══ Teks Bacaan

Gambar Ilustrasi
Pemerintah dan DPR dianggap tidak menghiraukan tuntutan masyarakat
(SPN News) Jakarta, rohaniawan/rohaniawati dari berbagai gereja menyuarakan penolakan pengesahan RUU Cipta Kerja. Mereka berpendapat bahwa banyak masalah substansi dalam RUU ini. Terlebih, akan mengancam keselamatan lingkungan hidup dan mengabaikan prinsip keadilan sosial.
“Kami para rohaniawan/rohaniawati dari berbagai gereja di Indonesia dengan ini menyatakan sikap, mendesak pemerintah dan DPR agar membatalkan agenda pengesahan Omnibus Law RUU Cipta Kerja yang direncanakan pada 16 Juli 2020. Mendesak Presiden RI Joko Widodo agar menarik Omnibus Law RUU Cipta Kerja,” ujar perwakilan rohaniawan/rohaniawati sekaligus Kepala Departemen Litbang Huria Kristen Indonesia (HKI) Pendeta Adventus Nadapdap dalam keterangan tertulis, Rabu (15/7/2020).

════
══ Data yang Dikaji

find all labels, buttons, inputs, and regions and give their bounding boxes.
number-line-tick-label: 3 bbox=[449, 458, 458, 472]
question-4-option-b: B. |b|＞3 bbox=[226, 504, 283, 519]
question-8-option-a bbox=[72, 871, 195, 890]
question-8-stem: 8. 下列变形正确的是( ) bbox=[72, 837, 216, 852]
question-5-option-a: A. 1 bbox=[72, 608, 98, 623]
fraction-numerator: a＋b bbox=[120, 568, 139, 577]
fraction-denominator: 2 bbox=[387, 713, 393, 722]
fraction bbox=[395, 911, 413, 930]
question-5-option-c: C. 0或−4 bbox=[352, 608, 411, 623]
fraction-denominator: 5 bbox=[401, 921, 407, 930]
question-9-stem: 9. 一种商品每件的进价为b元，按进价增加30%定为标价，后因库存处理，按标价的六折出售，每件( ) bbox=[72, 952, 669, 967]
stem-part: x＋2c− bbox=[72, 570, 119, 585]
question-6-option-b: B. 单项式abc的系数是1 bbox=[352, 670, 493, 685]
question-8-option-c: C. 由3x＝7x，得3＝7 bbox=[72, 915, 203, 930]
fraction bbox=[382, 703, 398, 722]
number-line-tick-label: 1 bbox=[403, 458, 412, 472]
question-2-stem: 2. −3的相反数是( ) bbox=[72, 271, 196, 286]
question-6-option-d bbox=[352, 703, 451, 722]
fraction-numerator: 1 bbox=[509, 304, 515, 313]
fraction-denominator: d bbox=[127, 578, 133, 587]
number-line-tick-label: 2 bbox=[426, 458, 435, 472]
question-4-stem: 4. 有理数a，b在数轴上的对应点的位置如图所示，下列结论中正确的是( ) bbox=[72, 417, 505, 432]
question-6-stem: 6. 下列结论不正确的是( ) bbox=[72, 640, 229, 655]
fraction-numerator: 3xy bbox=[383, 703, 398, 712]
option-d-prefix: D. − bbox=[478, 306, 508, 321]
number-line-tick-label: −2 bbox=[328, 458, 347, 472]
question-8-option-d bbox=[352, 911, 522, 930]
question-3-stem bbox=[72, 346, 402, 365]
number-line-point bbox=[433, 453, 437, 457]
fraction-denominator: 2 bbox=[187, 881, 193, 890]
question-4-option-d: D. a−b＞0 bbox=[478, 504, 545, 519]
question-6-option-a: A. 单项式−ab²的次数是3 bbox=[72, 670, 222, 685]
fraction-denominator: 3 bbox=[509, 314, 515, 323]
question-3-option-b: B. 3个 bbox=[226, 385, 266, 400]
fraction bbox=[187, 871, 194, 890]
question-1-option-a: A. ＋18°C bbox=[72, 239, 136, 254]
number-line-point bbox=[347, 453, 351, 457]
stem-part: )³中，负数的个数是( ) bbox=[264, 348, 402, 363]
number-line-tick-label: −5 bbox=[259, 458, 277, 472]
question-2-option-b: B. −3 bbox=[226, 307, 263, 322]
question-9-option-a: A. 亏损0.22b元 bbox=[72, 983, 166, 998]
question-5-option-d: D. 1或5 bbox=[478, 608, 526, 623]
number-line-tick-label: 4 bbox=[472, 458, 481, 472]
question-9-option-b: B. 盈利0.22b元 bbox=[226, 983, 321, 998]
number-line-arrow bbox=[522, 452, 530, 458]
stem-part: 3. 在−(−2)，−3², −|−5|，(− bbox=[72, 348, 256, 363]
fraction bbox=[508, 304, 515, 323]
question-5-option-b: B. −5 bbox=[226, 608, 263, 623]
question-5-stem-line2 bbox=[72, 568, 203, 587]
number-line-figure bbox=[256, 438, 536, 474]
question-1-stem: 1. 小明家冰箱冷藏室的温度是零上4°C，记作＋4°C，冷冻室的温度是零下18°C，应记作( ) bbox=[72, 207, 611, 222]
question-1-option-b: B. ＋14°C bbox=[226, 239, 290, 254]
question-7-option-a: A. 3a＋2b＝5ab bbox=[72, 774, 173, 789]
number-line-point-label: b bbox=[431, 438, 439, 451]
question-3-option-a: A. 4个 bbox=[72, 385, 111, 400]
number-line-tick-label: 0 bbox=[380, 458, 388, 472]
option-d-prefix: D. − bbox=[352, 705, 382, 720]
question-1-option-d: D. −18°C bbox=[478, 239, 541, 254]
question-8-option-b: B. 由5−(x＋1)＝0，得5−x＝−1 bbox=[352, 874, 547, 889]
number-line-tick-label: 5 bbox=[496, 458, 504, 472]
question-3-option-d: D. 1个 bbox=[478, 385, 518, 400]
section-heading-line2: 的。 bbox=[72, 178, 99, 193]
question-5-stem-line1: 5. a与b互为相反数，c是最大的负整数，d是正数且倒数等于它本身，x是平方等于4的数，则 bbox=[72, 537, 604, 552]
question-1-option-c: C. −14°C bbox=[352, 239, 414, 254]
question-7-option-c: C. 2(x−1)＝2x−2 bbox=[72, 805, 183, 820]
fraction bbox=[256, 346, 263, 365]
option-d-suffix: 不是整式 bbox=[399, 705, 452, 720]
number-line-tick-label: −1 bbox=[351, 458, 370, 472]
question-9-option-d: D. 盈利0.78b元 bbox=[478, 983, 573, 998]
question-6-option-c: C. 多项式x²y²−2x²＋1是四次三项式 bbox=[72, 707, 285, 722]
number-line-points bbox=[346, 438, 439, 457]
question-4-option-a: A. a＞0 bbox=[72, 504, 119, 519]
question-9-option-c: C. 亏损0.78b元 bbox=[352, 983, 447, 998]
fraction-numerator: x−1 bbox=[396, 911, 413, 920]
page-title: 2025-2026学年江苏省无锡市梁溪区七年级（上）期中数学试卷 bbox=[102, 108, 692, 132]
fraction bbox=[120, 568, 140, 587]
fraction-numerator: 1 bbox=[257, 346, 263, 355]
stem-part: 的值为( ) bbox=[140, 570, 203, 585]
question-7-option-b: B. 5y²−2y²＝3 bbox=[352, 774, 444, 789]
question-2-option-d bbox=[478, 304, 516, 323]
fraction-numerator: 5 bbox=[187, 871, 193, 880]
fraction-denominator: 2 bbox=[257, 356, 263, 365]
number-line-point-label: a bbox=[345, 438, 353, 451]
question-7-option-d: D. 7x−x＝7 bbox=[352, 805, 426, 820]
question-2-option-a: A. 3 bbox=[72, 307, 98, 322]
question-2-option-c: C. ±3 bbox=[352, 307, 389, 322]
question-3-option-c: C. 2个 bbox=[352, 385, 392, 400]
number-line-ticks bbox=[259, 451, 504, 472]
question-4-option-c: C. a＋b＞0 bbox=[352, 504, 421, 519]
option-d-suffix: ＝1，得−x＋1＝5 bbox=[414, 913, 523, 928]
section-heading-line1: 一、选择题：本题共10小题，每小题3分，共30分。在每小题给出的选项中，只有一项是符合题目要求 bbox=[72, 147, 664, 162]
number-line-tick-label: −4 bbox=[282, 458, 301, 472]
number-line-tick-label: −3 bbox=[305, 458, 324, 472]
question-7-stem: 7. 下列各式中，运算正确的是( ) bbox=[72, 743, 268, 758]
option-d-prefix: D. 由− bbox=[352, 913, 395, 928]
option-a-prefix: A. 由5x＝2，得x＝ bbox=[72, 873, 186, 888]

════

:: Daftar Tugas ::
1. Dalam berita tentang penolakan RUU Cipta Kerja, kapan pengesahan RUU itu direncanakan?
2. Tulis semua alasan para rohaniawan/rohaniawati menolak RUU Cipta Kerja menurut berita tentang penolakan RUU Cipta Kerja.
3. Lanjutkan berita tentang penolakan RUU Cipta Kerja, mulai setelah kalimat terakhirnya.

:: Jawaban Tiap Tugas ::
1. Pada 16 Juli 2020.

2.
- Banyak masalah substansi dalam RUU ini.
- Akan mengancam keselamatan lingkungan hidup.
- Mengabaikan prinsip keadilan sosial.

3.
Pemerintah dan DPR dinilai tidak menghiraukan tuntutan masyarakat agar menghentikan pembahasan Omnibus Law RUU Cipta Kerja tersebut. Padahal, sejatinya dalam sistem politik demokratis yang dianut negara Indonesia, pembahasan undang-undang atau kebijakan politik harus melibatkan partisipasi publik seadil dan setara mungkin.
Di sisi lain, Indonesia masih terseok-seok dipukul pandemi Covid-19. Sehingga, partisipasi publik tidak akan mungkin bisa berjalan optimal. Ironisnya, pemerintah sendiri yang mengeluarkan kebijakan pembatasan sosial berskala besar dalam upaya memutus mata rantai penularan Covid-19.
“Sangat disayangkan, pengesahan Omnibus Law RUU Cipta Kerja ini tetap dijadwalkan pada 16 Juli 2020 tanpa mempertimbangkan kondisi yang dihadapi oleh masyarakat,” ucapnya.
Bahkan, pemerintah dinilai malah memanfaatkan momentum pandemi untuk melakukan tindakan politis tanpa partisipasi publik. Terbukti, pada 12 Mei 2020, DPR bersama pemerintah telah menyetujui Revisi Undang Undang (RUU) Minerba menjadi Undang-Undang. Padahal, RUU Minerba merugikan masyarakat dan mengancam kelestarian lingkungan dan ekosistem di sekitarnya.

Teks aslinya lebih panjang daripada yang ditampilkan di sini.